Entries provided -
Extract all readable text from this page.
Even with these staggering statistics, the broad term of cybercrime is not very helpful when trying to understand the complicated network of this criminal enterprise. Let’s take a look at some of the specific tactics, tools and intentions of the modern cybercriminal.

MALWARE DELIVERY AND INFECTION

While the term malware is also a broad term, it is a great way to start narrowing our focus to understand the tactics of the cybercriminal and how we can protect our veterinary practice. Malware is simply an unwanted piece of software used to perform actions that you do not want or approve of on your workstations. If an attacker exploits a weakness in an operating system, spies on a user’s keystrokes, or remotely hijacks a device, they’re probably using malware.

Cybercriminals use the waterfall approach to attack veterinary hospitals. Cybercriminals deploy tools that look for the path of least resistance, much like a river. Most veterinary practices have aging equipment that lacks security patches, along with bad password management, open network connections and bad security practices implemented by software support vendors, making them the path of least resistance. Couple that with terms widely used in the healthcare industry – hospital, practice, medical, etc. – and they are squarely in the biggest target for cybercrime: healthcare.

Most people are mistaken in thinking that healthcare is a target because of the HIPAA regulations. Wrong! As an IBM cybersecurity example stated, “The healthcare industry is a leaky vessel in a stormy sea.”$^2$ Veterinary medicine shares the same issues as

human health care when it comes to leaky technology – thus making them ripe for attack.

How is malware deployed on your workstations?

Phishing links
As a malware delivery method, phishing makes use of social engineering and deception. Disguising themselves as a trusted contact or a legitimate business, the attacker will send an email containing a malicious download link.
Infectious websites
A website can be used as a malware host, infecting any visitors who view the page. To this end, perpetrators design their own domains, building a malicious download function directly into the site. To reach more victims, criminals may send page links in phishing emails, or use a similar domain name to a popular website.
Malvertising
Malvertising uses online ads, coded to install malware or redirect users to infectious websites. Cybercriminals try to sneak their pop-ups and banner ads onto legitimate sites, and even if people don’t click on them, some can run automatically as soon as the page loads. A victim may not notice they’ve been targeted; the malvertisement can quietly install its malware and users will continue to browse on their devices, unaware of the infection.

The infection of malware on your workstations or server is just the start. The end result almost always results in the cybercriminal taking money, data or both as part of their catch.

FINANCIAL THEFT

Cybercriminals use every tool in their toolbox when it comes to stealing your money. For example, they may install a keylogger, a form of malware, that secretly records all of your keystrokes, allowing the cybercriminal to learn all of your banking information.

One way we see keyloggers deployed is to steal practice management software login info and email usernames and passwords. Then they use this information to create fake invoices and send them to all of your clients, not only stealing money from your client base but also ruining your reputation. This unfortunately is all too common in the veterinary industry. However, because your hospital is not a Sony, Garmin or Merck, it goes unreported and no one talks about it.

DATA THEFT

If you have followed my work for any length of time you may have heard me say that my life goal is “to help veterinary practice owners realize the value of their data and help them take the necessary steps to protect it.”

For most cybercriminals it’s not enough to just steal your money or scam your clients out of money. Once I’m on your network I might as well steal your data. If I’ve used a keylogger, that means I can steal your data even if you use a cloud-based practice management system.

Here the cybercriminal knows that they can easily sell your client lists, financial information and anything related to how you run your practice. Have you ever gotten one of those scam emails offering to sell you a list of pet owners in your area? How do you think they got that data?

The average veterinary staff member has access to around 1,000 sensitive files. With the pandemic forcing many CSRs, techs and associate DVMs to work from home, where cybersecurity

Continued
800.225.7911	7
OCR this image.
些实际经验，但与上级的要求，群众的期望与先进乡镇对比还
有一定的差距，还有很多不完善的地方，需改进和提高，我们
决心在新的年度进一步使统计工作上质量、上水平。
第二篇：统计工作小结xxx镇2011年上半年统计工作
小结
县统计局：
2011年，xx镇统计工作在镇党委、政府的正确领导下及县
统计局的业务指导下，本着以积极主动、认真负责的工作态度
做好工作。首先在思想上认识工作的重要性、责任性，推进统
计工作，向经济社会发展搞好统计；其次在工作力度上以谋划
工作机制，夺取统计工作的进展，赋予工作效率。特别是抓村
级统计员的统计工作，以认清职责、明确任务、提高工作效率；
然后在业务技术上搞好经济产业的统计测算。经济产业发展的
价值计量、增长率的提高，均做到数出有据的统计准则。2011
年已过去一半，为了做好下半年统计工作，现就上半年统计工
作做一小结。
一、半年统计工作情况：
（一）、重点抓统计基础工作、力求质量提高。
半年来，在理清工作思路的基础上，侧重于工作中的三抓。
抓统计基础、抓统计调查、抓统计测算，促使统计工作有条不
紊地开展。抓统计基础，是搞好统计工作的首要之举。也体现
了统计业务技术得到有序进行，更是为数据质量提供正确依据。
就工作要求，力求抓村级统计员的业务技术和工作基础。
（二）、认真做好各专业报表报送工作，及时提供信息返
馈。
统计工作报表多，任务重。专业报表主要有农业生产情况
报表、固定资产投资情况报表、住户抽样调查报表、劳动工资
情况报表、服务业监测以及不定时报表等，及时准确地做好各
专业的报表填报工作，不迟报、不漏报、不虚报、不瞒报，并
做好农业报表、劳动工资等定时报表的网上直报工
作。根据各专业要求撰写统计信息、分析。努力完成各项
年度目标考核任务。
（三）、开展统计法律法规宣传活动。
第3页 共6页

Aim of the exercise -
Reproduce the entries above exactly.

Result for this exercise -
Extract all readable text from this page.
Even with these staggering statistics, the broad term of cybercrime is not very helpful when trying to understand the complicated network of this criminal enterprise. Let’s take a look at some of the specific tactics, tools and intentions of the modern cybercriminal.

MALWARE DELIVERY AND INFECTION

While the term malware is also a broad term, it is a great way to start narrowing our focus to understand the tactics of the cybercriminal and how we can protect our veterinary practice. Malware is simply an unwanted piece of software used to perform actions that you do not want or approve of on your workstations. If an attacker exploits a weakness in an operating system, spies on a user’s keystrokes, or remotely hijacks a device, they’re probably using malware.

Cybercriminals use the waterfall approach to attack veterinary hospitals. Cybercriminals deploy tools that look for the path of least resistance, much like a river. Most veterinary practices have aging equipment that lacks security patches, along with bad password management, open network connections and bad security practices implemented by software support vendors, making them the path of least resistance. Couple that with terms widely used in the healthcare industry – hospital, practice, medical, etc. – and they are squarely in the biggest target for cybercrime: healthcare.

Most people are mistaken in thinking that healthcare is a target because of the HIPAA regulations. Wrong! As an IBM cybersecurity example stated, “The healthcare industry is a leaky vessel in a stormy sea.”$^2$ Veterinary medicine shares the same issues as

human health care when it comes to leaky technology – thus making them ripe for attack.

How is malware deployed on your workstations?

Phishing links
As a malware delivery method, phishing makes use of social engineering and deception. Disguising themselves as a trusted contact or a legitimate business, the attacker will send an email containing a malicious download link.
Infectious websites
A website can be used as a malware host, infecting any visitors who view the page. To this end, perpetrators design their own domains, building a malicious download function directly into the site. To reach more victims, criminals may send page links in phishing emails, or use a similar domain name to a popular website.
Malvertising
Malvertising uses online ads, coded to install malware or redirect users to infectious websites. Cybercriminals try to sneak their pop-ups and banner ads onto legitimate sites, and even if people don’t click on them, some can run automatically as soon as the page loads. A victim may not notice they’ve been targeted; the malvertisement can quietly install its malware and users will continue to browse on their devices, unaware of the infection.

The infection of malware on your workstations or server is just the start. The end result almost always results in the cybercriminal taking money, data or both as part of their catch.

FINANCIAL THEFT

Cybercriminals use every tool in their toolbox when it comes to stealing your money. For example, they may install a keylogger, a form of malware, that secretly records all of your keystrokes, allowing the cybercriminal to learn all of your banking information.

One way we see keyloggers deployed is to steal practice management software login info and email usernames and passwords. Then they use this information to create fake invoices and send them to all of your clients, not only stealing money from your client base but also ruining your reputation. This unfortunately is all too common in the veterinary industry. However, because your hospital is not a Sony, Garmin or Merck, it goes unreported and no one talks about it.

DATA THEFT

If you have followed my work for any length of time you may have heard me say that my life goal is “to help veterinary practice owners realize the value of their data and help them take the necessary steps to protect it.”

For most cybercriminals it’s not enough to just steal your money or scam your clients out of money. Once I’m on your network I might as well steal your data. If I’ve used a keylogger, that means I can steal your data even if you use a cloud-based practice management system.

Here the cybercriminal knows that they can easily sell your client lists, financial information and anything related to how you run your practice. Have you ever gotten one of those scam emails offering to sell you a list of pet owners in your area? How do you think they got that data?

The average veterinary staff member has access to around 1,000 sensitive files. With the pandemic forcing many CSRs, techs and associate DVMs to work from home, where cybersecurity

Continued
800.225.7911	7
OCR this image.
些实际经验，但与上级的要求，群众的期望与先进乡镇对比还
有一定的差距，还有很多不完善的地方，需改进和提高，我们
决心在新的年度进一步使统计工作上质量、上水平。
第二篇：统计工作小结xxx镇2011年上半年统计工作
小结
县统计局：
2011年，xx镇统计工作在镇党委、政府的正确领导下及县
统计局的业务指导下，本着以积极主动、认真负责的工作态度
做好工作。首先在思想上认识工作的重要性、责任性，推进统
计工作，向经济社会发展搞好统计；其次在工作力度上以谋划
工作机制，夺取统计工作的进展，赋予工作效率。特别是抓村
级统计员的统计工作，以认清职责、明确任务、提高工作效率；
然后在业务技术上搞好经济产业的统计测算。经济产业发展的
价值计量、增长率的提高，均做到数出有据的统计准则。2011
年已过去一半，为了做好下半年统计工作，现就上半年统计工
作做一小结。
一、半年统计工作情况：
（一）、重点抓统计基础工作、力求质量提高。
半年来，在理清工作思路的基础上，侧重于工作中的三抓。
抓统计基础、抓统计调查、抓统计测算，促使统计工作有条不
紊地开展。抓统计基础，是搞好统计工作的首要之举。也体现
了统计业务技术得到有序进行，更是为数据质量提供正确依据。
就工作要求，力求抓村级统计员的业务技术和工作基础。
（二）、认真做好各专业报表报送工作，及时提供信息返
馈。
统计工作报表多，任务重。专业报表主要有农业生产情况
报表、固定资产投资情况报表、住户抽样调查报表、劳动工资
情况报表、服务业监测以及不定时报表等，及时准确地做好各
专业的报表填报工作，不迟报、不漏报、不虚报、不瞒报，并
做好农业报表、劳动工资等定时报表的网上直报工
作。根据各专业要求撰写统计信息、分析。努力完成各项
年度目标考核任务。
（三）、开展统计法律法规宣传活动。
第3页 共6页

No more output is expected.